Instructions to follow >> Output every record word for word.
**** Data shown ****
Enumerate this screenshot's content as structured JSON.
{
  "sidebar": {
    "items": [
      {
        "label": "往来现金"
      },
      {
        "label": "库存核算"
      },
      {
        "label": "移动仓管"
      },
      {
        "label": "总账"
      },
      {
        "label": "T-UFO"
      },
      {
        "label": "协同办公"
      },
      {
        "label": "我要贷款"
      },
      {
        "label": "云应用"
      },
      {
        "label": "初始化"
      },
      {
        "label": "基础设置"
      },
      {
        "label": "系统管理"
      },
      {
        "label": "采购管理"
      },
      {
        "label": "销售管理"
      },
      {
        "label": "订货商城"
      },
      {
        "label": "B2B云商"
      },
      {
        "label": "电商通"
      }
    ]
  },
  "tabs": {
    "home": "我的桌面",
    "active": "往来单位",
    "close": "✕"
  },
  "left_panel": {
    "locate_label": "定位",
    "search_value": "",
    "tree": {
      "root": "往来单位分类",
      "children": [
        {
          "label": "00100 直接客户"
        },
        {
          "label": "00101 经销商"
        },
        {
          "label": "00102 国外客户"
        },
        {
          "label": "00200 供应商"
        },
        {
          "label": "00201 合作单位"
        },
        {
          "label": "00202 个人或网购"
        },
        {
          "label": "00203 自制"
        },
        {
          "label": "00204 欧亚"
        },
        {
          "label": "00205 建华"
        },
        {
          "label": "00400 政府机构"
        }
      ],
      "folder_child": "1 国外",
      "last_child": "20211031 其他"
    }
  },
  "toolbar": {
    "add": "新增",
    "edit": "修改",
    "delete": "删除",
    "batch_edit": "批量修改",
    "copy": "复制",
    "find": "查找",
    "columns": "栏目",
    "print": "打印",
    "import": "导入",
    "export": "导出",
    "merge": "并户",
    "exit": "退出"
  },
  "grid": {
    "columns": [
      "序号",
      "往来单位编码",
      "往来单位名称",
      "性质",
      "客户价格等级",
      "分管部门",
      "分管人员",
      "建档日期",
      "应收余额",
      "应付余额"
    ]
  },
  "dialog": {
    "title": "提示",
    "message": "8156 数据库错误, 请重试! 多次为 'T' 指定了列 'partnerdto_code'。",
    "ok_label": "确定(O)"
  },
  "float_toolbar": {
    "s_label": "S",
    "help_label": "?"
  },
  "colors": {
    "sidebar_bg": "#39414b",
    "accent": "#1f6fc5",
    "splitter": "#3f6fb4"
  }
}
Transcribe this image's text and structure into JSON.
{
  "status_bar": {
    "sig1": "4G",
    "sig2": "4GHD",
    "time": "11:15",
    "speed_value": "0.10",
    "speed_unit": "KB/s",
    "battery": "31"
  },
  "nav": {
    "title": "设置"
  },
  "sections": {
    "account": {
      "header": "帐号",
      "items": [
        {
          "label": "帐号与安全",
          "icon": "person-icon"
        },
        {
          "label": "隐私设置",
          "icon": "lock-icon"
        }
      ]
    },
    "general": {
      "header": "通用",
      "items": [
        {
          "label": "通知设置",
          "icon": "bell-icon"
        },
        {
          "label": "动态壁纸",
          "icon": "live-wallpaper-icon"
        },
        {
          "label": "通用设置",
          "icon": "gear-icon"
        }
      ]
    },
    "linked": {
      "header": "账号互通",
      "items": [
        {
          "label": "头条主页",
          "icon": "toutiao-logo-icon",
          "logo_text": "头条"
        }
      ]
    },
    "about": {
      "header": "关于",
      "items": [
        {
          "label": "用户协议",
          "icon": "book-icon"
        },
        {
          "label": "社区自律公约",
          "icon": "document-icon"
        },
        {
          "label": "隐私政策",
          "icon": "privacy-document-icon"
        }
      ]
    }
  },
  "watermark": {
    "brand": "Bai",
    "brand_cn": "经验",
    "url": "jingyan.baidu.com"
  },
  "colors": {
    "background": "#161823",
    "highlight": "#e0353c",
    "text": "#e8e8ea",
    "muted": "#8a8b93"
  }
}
****
Output for this task >>
Enumerate this screenshot's content as structured JSON.
{
  "sidebar": {
    "items": [
      {
        "label": "往来现金"
      },
      {
        "label": "库存核算"
      },
      {
        "label": "移动仓管"
      },
      {
        "label": "总账"
      },
      {
        "label": "T-UFO"
      },
      {
        "label": "协同办公"
      },
      {
        "label": "我要贷款"
      },
      {
        "label": "云应用"
      },
      {
        "label": "初始化"
      },
      {
        "label": "基础设置"
      },
      {
        "label": "系统管理"
      },
      {
        "label": "采购管理"
      },
      {
        "label": "销售管理"
      },
      {
        "label": "订货商城"
      },
      {
        "label": "B2B云商"
      },
      {
        "label": "电商通"
      }
    ]
  },
  "tabs": {
    "home": "我的桌面",
    "active": "往来单位",
    "close": "✕"
  },
  "left_panel": {
    "locate_label": "定位",
    "search_value": "",
    "tree": {
      "root": "往来单位分类",
      "children": [
        {
          "label": "00100 直接客户"
        },
        {
          "label": "00101 经销商"
        },
        {
          "label": "00102 国外客户"
        },
        {
          "label": "00200 供应商"
        },
        {
          "label": "00201 合作单位"
        },
        {
          "label": "00202 个人或网购"
        },
        {
          "label": "00203 自制"
        },
        {
          "label": "00204 欧亚"
        },
        {
          "label": "00205 建华"
        },
        {
          "label": "00400 政府机构"
        }
      ],
      "folder_child": "1 国外",
      "last_child": "20211031 其他"
    }
  },
  "toolbar": {
    "add": "新增",
    "edit": "修改",
    "delete": "删除",
    "batch_edit": "批量修改",
    "copy": "复制",
    "find": "查找",
    "columns": "栏目",
    "print": "打印",
    "import": "导入",
    "export": "导出",
    "merge": "并户",
    "exit": "退出"
  },
  "grid": {
    "columns": [
      "序号",
      "往来单位编码",
      "往来单位名称",
      "性质",
      "客户价格等级",
      "分管部门",
      "分管人员",
      "建档日期",
      "应收余额",
      "应付余额"
    ]
  },
  "dialog": {
    "title": "提示",
    "message": "8156 数据库错误, 请重试! 多次为 'T' 指定了列 'partnerdto_code'。",
    "ok_label": "确定(O)"
  },
  "float_toolbar": {
    "s_label": "S",
    "help_label": "?"
  },
  "colors": {
    "sidebar_bg": "#39414b",
    "accent": "#1f6fc5",
    "splitter": "#3f6fb4"
  }
}
Transcribe this image's text and structure into JSON.
{
  "status_bar": {
    "sig1": "4G",
    "sig2": "4GHD",
    "time": "11:15",
    "speed_value": "0.10",
    "speed_unit": "KB/s",
    "battery": "31"
  },
  "nav": {
    "title": "设置"
  },
  "sections": {
    "account": {
      "header": "帐号",
      "items": [
        {
          "label": "帐号与安全",
          "icon": "person-icon"
        },
        {
          "label": "隐私设置",
          "icon": "lock-icon"
        }
      ]
    },
    "general": {
      "header": "通用",
      "items": [
        {
          "label": "通知设置",
          "icon": "bell-icon"
        },
        {
          "label": "动态壁纸",
          "icon": "live-wallpaper-icon"
        },
        {
          "label": "通用设置",
          "icon": "gear-icon"
        }
      ]
    },
    "linked": {
      "header": "账号互通",
      "items": [
        {
          "label": "头条主页",
          "icon": "toutiao-logo-icon",
          "logo_text": "头条"
        }
      ]
    },
    "about": {
      "header": "关于",
      "items": [
        {
          "label": "用户协议",
          "icon": "book-icon"
        },
        {
          "label": "社区自律公约",
          "icon": "document-icon"
        },
        {
          "label": "隐私政策",
          "icon": "privacy-document-icon"
        }
      ]
    }
  },
  "watermark": {
    "brand": "Bai",
    "brand_cn": "经验",
    "url": "jingyan.baidu.com"
  },
  "colors": {
    "background": "#161823",
    "highlight": "#e0353c",
    "text": "#e8e8ea",
    "muted": "#8a8b93"
  }
}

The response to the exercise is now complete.